» EXERCISE AIM
Would you pull out every line of the material that contains the string "raccords"?

» ROWS

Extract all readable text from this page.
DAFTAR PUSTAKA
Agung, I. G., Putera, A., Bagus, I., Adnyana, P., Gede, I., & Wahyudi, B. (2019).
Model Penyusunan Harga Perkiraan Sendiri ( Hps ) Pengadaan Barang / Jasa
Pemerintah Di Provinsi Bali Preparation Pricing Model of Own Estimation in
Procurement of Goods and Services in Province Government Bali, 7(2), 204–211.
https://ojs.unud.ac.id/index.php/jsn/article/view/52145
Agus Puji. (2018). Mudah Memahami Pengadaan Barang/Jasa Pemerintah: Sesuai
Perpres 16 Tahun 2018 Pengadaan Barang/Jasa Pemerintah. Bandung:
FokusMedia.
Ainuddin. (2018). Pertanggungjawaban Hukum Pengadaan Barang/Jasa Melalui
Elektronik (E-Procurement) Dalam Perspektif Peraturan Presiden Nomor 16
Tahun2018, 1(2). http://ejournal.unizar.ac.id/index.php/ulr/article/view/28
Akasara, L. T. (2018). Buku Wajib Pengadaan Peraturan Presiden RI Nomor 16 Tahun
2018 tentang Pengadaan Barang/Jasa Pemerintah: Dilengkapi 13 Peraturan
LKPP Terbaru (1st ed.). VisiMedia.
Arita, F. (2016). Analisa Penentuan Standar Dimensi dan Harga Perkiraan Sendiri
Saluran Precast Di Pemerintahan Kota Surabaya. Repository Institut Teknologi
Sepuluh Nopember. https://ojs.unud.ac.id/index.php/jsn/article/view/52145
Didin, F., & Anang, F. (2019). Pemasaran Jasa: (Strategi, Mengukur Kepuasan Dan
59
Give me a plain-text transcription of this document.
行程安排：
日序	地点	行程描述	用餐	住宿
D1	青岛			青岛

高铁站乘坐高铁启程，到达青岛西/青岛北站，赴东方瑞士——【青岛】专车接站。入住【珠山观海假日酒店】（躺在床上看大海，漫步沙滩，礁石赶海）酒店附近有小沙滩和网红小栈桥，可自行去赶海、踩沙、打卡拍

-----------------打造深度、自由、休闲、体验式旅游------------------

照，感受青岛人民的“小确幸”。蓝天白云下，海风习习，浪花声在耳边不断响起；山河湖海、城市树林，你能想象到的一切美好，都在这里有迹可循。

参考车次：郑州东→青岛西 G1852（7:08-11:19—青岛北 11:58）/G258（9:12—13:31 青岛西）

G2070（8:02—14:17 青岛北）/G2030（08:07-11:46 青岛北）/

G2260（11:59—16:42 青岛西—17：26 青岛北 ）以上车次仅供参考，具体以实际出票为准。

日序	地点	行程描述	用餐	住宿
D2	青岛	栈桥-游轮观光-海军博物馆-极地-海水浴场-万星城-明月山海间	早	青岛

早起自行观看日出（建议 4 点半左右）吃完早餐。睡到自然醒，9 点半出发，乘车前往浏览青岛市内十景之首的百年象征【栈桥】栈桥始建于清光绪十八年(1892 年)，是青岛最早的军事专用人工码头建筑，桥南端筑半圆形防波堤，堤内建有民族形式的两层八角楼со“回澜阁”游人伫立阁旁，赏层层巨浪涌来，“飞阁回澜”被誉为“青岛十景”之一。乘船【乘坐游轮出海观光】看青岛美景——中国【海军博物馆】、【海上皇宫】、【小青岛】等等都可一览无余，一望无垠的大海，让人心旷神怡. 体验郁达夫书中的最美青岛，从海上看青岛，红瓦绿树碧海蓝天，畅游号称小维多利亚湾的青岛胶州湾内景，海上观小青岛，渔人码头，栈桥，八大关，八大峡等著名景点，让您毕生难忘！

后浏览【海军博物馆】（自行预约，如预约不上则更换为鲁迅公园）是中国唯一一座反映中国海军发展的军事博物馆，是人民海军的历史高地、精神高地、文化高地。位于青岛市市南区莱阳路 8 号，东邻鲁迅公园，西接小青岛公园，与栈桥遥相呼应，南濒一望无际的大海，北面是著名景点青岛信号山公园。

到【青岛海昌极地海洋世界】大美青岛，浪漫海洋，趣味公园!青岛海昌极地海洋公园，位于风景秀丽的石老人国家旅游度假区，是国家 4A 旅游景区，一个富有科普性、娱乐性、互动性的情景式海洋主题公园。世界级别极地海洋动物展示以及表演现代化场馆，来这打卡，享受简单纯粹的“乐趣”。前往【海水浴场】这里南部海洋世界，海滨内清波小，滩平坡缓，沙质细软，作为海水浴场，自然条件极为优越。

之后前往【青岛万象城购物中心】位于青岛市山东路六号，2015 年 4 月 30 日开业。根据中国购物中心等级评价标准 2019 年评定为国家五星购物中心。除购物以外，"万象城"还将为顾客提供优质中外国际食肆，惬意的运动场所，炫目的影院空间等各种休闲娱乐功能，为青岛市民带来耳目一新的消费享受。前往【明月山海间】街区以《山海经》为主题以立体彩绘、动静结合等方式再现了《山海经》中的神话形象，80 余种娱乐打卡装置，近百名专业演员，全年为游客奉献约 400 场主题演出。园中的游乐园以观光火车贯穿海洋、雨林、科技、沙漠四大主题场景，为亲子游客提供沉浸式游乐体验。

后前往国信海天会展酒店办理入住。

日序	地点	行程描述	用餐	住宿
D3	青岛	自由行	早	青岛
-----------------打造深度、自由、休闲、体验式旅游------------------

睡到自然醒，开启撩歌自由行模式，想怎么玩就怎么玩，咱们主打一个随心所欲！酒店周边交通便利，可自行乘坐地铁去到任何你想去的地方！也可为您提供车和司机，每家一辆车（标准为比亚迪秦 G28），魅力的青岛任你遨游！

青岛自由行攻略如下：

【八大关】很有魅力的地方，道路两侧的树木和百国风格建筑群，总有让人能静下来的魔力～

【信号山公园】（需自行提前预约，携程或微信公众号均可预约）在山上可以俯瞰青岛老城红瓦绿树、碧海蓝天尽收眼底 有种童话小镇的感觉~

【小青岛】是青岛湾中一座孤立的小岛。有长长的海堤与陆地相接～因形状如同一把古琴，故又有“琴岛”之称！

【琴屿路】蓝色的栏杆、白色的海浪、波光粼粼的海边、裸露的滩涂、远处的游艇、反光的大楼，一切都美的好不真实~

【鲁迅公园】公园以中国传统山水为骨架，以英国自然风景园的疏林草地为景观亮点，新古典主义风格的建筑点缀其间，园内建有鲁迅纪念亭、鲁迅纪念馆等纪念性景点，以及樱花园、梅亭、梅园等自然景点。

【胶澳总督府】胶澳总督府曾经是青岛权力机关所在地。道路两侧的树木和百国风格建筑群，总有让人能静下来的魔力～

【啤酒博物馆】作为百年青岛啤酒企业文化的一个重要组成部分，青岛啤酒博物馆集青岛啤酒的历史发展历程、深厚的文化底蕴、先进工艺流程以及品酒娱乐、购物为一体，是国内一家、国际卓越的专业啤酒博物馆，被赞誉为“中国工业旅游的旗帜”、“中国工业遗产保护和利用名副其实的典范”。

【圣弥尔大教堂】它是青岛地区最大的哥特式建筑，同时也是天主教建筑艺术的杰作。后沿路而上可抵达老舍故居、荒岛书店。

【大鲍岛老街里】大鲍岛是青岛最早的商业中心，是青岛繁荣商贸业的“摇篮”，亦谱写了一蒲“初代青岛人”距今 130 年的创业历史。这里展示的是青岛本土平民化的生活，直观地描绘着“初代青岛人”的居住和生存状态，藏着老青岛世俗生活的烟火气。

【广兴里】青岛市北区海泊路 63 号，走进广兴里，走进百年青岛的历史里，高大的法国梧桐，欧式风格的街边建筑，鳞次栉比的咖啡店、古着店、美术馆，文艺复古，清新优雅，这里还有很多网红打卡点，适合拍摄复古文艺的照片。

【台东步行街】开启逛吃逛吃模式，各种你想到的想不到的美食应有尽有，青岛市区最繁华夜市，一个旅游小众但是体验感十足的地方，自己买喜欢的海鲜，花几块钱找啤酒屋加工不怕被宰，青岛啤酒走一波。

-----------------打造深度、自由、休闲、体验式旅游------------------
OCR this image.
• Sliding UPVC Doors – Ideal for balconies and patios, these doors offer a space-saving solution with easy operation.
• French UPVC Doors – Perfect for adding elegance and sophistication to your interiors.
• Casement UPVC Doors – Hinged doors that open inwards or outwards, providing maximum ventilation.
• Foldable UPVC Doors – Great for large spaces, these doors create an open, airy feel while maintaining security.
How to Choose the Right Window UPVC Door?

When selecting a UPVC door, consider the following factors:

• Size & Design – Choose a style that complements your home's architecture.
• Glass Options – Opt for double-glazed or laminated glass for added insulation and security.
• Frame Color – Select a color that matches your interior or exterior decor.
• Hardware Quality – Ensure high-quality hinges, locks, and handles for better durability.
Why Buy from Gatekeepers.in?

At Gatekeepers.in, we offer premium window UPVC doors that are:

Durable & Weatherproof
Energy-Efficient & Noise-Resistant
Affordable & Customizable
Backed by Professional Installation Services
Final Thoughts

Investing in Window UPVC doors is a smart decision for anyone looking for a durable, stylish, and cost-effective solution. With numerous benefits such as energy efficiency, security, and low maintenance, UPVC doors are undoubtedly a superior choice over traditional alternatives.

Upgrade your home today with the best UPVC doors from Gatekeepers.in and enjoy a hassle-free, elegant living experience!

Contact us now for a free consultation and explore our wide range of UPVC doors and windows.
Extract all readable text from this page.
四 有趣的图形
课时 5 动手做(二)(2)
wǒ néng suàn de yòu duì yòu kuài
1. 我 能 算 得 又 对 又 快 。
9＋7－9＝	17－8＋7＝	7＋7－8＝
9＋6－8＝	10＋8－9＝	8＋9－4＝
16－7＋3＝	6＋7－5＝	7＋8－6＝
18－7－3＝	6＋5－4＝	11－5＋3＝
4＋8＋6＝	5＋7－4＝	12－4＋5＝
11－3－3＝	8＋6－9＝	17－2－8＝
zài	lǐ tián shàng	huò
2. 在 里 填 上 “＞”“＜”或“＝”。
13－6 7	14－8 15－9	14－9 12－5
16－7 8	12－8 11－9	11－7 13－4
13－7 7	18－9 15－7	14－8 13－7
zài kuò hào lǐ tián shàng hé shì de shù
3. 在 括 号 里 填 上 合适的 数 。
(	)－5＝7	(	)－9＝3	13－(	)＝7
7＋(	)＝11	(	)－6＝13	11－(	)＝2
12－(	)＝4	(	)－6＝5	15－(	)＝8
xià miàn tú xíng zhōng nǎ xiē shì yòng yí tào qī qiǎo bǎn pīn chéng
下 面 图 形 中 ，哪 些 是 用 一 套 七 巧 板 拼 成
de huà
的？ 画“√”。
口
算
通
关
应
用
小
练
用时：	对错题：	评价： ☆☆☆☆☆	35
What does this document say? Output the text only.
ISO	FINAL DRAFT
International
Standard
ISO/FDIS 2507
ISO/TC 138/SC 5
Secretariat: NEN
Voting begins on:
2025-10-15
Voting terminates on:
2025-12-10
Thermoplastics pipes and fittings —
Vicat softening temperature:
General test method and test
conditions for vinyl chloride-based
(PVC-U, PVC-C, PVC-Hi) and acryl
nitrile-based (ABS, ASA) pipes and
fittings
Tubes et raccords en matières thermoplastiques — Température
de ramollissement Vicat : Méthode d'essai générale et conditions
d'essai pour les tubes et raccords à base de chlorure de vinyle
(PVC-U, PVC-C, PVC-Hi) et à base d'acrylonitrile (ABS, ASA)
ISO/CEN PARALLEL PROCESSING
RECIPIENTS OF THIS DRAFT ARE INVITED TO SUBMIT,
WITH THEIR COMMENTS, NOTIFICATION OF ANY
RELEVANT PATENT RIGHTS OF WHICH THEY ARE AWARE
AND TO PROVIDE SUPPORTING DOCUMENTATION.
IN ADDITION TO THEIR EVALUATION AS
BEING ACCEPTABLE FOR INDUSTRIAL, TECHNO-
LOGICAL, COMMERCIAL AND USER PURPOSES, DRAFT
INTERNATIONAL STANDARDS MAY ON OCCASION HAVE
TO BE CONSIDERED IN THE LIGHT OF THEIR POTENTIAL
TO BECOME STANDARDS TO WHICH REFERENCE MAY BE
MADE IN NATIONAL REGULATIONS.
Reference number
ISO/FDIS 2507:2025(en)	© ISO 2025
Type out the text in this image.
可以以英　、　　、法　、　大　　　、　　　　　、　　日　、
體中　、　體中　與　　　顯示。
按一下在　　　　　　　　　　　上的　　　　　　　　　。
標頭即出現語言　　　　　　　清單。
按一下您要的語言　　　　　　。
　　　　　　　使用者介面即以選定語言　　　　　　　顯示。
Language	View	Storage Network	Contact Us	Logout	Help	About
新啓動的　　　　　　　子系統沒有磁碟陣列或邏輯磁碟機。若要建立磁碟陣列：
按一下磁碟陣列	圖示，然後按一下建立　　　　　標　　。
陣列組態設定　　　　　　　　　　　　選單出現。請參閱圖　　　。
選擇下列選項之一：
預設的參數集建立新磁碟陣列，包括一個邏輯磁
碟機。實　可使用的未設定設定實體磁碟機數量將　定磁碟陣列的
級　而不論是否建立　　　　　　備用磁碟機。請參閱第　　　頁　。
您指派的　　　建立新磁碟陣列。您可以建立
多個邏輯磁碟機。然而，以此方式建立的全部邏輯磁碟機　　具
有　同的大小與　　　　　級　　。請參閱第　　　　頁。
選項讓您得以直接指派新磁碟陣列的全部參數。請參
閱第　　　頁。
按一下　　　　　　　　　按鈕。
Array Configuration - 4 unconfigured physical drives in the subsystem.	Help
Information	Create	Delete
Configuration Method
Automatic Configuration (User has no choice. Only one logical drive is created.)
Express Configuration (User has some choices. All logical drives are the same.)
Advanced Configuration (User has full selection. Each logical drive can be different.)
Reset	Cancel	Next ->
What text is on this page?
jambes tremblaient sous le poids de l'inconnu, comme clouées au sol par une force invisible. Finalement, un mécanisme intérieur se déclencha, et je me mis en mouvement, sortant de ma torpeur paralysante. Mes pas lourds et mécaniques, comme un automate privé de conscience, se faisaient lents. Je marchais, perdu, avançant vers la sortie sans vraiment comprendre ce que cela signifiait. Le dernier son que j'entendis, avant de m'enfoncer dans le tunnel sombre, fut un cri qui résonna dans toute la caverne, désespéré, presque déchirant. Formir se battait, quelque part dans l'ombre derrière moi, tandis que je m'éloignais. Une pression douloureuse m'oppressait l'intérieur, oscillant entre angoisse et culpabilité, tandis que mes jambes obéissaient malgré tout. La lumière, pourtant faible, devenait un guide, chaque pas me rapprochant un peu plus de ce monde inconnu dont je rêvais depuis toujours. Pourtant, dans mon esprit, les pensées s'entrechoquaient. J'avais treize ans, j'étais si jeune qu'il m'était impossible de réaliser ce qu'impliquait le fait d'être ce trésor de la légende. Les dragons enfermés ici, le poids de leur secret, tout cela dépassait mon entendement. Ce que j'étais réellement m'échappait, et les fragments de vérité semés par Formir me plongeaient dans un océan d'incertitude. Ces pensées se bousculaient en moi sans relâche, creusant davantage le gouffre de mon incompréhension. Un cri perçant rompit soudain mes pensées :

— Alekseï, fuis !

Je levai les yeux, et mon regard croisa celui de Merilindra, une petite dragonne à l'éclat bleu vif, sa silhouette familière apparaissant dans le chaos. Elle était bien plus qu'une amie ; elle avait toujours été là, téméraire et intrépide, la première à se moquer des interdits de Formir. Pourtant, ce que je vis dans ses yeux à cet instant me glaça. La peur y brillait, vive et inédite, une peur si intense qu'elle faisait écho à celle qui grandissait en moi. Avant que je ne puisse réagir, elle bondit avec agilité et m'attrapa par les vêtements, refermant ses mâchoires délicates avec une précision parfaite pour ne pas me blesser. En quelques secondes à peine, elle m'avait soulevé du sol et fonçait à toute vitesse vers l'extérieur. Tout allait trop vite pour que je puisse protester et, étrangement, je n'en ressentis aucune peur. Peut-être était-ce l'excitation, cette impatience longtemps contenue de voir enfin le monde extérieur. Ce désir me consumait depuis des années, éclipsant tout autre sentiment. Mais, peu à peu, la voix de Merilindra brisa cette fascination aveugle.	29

» ANSWER FOR THIS EXERCISE
Tubes et raccords en matières thermoplastiques — Température
d'essai pour les tubes et raccords à base de chlorure de vinyle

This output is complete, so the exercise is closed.